-- Start of THE DATA --
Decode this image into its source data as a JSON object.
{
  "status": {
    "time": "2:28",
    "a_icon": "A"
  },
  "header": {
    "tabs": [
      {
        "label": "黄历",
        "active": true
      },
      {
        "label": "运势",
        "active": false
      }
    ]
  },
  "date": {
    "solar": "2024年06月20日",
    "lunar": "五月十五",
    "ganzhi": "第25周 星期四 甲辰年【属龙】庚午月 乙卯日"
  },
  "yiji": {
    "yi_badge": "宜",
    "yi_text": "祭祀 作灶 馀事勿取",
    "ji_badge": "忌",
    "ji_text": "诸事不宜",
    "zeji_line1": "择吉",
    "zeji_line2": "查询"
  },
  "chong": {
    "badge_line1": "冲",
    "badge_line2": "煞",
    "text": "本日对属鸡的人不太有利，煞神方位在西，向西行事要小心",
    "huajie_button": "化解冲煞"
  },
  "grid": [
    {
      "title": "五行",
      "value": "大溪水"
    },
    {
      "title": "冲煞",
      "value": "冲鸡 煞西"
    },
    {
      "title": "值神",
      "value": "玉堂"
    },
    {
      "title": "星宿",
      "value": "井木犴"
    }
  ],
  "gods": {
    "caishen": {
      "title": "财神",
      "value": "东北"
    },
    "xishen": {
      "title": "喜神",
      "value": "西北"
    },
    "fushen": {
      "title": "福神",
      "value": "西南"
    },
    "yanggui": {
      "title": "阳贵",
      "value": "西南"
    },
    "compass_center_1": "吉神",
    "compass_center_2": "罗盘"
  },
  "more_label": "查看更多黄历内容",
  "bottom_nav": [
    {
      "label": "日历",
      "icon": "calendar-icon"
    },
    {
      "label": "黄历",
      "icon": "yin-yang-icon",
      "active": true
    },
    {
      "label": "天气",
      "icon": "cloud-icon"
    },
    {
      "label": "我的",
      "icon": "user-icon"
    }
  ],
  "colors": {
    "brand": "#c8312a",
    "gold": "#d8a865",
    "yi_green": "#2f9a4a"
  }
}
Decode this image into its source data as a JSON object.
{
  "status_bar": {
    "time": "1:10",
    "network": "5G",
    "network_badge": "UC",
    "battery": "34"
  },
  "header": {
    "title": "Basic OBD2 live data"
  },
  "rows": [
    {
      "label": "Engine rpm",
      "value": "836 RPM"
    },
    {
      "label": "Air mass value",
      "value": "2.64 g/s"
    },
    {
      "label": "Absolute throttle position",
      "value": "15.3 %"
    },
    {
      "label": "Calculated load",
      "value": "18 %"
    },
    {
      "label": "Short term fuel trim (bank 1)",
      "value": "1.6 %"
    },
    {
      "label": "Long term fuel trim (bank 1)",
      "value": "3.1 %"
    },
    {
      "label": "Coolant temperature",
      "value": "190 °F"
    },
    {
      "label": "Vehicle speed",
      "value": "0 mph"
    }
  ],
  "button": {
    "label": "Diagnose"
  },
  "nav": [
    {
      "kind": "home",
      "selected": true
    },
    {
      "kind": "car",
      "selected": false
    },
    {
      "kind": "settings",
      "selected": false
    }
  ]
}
-- End of THE DATA --
## GOAL OF THE EXERCISE
From the listing above, extract all records word for word.

## FINAL ANSWER
Decode this image into its source data as a JSON object.
{
  "status": {
    "time": "2:28",
    "a_icon": "A"
  },
  "header": {
    "tabs": [
      {
        "label": "黄历",
        "active": true
      },
      {
        "label": "运势",
        "active": false
      }
    ]
  },
  "date": {
    "solar": "2024年06月20日",
    "lunar": "五月十五",
    "ganzhi": "第25周 星期四 甲辰年【属龙】庚午月 乙卯日"
  },
  "yiji": {
    "yi_badge": "宜",
    "yi_text": "祭祀 作灶 馀事勿取",
    "ji_badge": "忌",
    "ji_text": "诸事不宜",
    "zeji_line1": "择吉",
    "zeji_line2": "查询"
  },
  "chong": {
    "badge_line1": "冲",
    "badge_line2": "煞",
    "text": "本日对属鸡的人不太有利，煞神方位在西，向西行事要小心",
    "huajie_button": "化解冲煞"
  },
  "grid": [
    {
      "title": "五行",
      "value": "大溪水"
    },
    {
      "title": "冲煞",
      "value": "冲鸡 煞西"
    },
    {
      "title": "值神",
      "value": "玉堂"
    },
    {
      "title": "星宿",
      "value": "井木犴"
    }
  ],
  "gods": {
    "caishen": {
      "title": "财神",
      "value": "东北"
    },
    "xishen": {
      "title": "喜神",
      "value": "西北"
    },
    "fushen": {
      "title": "福神",
      "value": "西南"
    },
    "yanggui": {
      "title": "阳贵",
      "value": "西南"
    },
    "compass_center_1": "吉神",
    "compass_center_2": "罗盘"
  },
  "more_label": "查看更多黄历内容",
  "bottom_nav": [
    {
      "label": "日历",
      "icon": "calendar-icon"
    },
    {
      "label": "黄历",
      "icon": "yin-yang-icon",
      "active": true
    },
    {
      "label": "天气",
      "icon": "cloud-icon"
    },
    {
      "label": "我的",
      "icon": "user-icon"
    }
  ],
  "colors": {
    "brand": "#c8312a",
    "gold": "#d8a865",
    "yi_green": "#2f9a4a"
  }
}
Decode this image into its source data as a JSON object.
{
  "status_bar": {
    "time": "1:10",
    "network": "5G",
    "network_badge": "UC",
    "battery": "34"
  },
  "header": {
    "title": "Basic OBD2 live data"
  },
  "rows": [
    {
      "label": "Engine rpm",
      "value": "836 RPM"
    },
    {
      "label": "Air mass value",
      "value": "2.64 g/s"
    },
    {
      "label": "Absolute throttle position",
      "value": "15.3 %"
    },
    {
      "label": "Calculated load",
      "value": "18 %"
    },
    {
      "label": "Short term fuel trim (bank 1)",
      "value": "1.6 %"
    },
    {
      "label": "Long term fuel trim (bank 1)",
      "value": "3.1 %"
    },
    {
      "label": "Coolant temperature",
      "value": "190 °F"
    },
    {
      "label": "Vehicle speed",
      "value": "0 mph"
    }
  ],
  "button": {
    "label": "Diagnose"
  },
  "nav": [
    {
      "kind": "home",
      "selected": true
    },
    {
      "kind": "car",
      "selected": false
    },
    {
      "kind": "settings",
      "selected": false
    }
  ]
}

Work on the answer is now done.